▶ Written instruction: Spot each line that carries the word "value"; copy those lines.

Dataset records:
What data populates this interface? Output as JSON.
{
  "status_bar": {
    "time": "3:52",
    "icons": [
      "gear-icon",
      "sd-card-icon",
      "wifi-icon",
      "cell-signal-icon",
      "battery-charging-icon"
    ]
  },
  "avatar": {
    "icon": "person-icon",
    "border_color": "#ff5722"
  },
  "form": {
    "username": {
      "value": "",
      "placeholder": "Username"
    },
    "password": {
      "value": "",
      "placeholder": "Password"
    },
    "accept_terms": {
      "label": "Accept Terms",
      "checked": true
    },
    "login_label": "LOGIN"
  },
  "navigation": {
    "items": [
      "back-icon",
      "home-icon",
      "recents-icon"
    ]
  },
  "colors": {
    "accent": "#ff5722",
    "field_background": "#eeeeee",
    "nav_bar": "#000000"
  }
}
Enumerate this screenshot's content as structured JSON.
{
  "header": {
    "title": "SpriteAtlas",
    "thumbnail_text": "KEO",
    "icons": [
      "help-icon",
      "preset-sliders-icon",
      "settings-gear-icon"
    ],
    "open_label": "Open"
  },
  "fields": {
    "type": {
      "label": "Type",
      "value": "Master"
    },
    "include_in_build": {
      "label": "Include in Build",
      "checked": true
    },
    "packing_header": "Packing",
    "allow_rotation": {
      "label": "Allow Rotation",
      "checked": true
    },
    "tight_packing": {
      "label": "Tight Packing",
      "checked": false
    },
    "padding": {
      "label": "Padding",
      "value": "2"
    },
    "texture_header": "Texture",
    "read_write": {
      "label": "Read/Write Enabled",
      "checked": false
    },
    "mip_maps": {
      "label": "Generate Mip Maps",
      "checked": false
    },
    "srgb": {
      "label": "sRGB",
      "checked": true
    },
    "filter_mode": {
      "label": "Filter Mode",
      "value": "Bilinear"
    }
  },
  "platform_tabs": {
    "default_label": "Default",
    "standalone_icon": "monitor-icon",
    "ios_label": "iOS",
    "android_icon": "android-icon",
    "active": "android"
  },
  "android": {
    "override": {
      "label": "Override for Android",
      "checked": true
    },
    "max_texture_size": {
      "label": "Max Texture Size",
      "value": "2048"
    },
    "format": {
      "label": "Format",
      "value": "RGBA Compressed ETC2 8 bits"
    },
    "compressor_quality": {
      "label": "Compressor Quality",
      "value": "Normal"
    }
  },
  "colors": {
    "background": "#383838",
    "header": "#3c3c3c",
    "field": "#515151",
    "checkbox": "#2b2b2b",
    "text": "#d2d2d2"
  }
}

▶ Worked answer:
      "value": "",
      "value": "",
      "value": "Master"
      "value": "2"
      "value": "Bilinear"
      "value": "2048"
      "value": "RGBA Compressed ETC2 8 bits"
      "value": "Normal"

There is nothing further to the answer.